→ PROBLEM TO SOLVE:
Gather, from the data below, each line in which the word "NEWTON" occurs.

***** THE DATA

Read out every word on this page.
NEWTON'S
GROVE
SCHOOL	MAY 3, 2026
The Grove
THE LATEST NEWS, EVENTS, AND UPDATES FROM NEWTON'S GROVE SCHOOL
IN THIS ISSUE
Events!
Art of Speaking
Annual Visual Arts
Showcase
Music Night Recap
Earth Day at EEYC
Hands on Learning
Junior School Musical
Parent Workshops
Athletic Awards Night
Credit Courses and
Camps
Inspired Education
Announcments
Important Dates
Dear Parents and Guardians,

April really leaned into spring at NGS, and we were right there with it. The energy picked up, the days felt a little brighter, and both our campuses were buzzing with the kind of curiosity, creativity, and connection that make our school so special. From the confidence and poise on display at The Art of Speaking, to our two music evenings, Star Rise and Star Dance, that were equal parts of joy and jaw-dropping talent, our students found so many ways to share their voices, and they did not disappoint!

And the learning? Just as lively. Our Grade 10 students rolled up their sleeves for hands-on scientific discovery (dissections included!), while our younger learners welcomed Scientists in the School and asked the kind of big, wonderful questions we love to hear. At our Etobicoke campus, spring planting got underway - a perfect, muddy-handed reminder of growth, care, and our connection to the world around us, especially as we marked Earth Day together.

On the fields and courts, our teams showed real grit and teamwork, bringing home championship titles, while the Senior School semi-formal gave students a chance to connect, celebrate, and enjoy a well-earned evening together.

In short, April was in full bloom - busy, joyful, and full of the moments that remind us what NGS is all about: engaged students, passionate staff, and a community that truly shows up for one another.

**********

→ RESPONSE TO THE TASK:
NEWTON'S
THE LATEST NEWS, EVENTS, AND UPDATES FROM NEWTON'S GROVE SCHOOL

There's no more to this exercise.